> [Aim of the task]:
Review the lines that follow and copy each one that contains the word "必须符合放射防护要求".

Source records
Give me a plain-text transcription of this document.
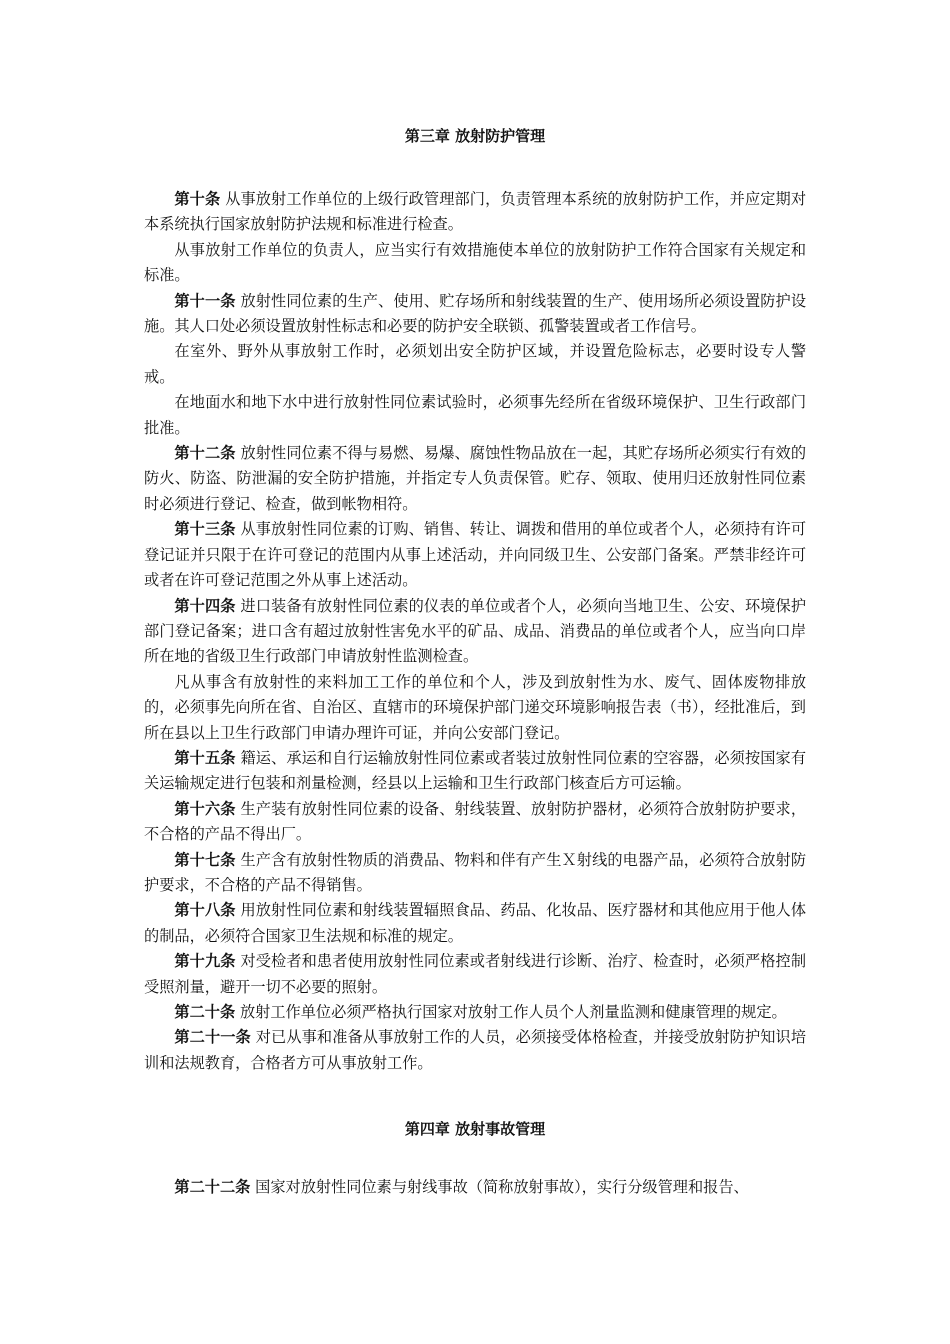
第三章 放射防护管理

第十条 从事放射工作单位的上级行政管理部门，负责管理本系统的放射防护工作，并应定期对本系统执行国家放射防护法规和标准进行检查。

从事放射工作单位的负责人，应当实行有效措施使本单位的放射防护工作符合国家有关规定和标准。

第十一条 放射性同位素的生产、使用、贮存场所和射线装置的生产、使用场所必须设置防护设施。其人口处必须设置放射性标志和必要的防护安全联锁、孤警装置或者工作信号。

在室外、野外从事放射工作时，必须划出安全防护区域，并设置危险标志，必要时设专人警戒。

在地面水和地下水中进行放射性同位素试验时，必须事先经所在省级环境保护、卫生行政部门批准。

第十二条 放射性同位素不得与易燃、易爆、腐蚀性物品放在一起，其贮存场所必须实行有效的防火、防盗、防泄漏的安全防护措施，并指定专人负责保管。贮存、领取、使用归还放射性同位素时必须进行登记、检查，做到帐物相符。

第十三条 从事放射性同位素的订购、销售、转让、调拨和借用的单位或者个人，必须持有许可登记证并只限于在许可登记的范围内从事上述活动，并向同级卫生、公安部门备案。严禁非经许可或者在许可登记范围之外从事上述活动。

第十四条 进口装备有放射性同位素的仪表的单位或者个人，必须向当地卫生、公安、环境保护部门登记备案；进口含有超过放射性害免水平的矿品、成品、消费品的单位或者个人，应当向口岸所在地的省级卫生行政部门申请放射性监测检查。

凡从事含有放射性的来料加工工作的单位和个人，涉及到放射性为水、废气、固体废物排放的，必须事先向所在省、自治区、直辖市的环境保护部门递交环境影响报告表（书），经批准后，到所在县以上卫生行政部门申请办理许可证，并向公安部门登记。

第十五条 籍运、承运和自行运输放射性同位素或者装过放射性同位素的空容器，必须按国家有关运输规定进行包装和剂量检测，经县以上运输和卫生行政部门核查后方可运输。

第十六条 生产装有放射性同位素的设备、射线装置、放射防护器材，必须符合放射防护要求，不合格的产品不得出厂。

第十七条 生产含有放射性物质的消费品、物料和伴有产生Ｘ射线的电器产品，必须符合放射防护要求，不合格的产品不得销售。

第十八条 用放射性同位素和射线装置辐照食品、药品、化妆品、医疗器材和其他应用于他人体的制品，必须符合国家卫生法规和标准的规定。

第十九条 对受检者和患者使用放射性同位素或者射线进行诊断、治疗、检查时，必须严格控制受照剂量，避开一切不必要的照射。

第二十条 放射工作单位必须严格执行国家对放射工作人员个人剂量监测和健康管理的规定。

第二十一条 对已从事和准备从事放射工作的人员，必须接受体格检查，并接受放射防护知识培训和法规教育，合格者方可从事放射工作。

第四章 放射事故管理

第二十二条 国家对放射性同位素与射线事故（简称放射事故），实行分级管理和报告、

> [Final result]:
第十六条 生产装有放射性同位素的设备、射线装置、放射防护器材，必须符合放射防护要求，不合格的产品不得出厂。
第十七条 生产含有放射性物质的消费品、物料和伴有产生Ｘ射线的电器产品，必须符合放射防护要求，不合格的产品不得销售。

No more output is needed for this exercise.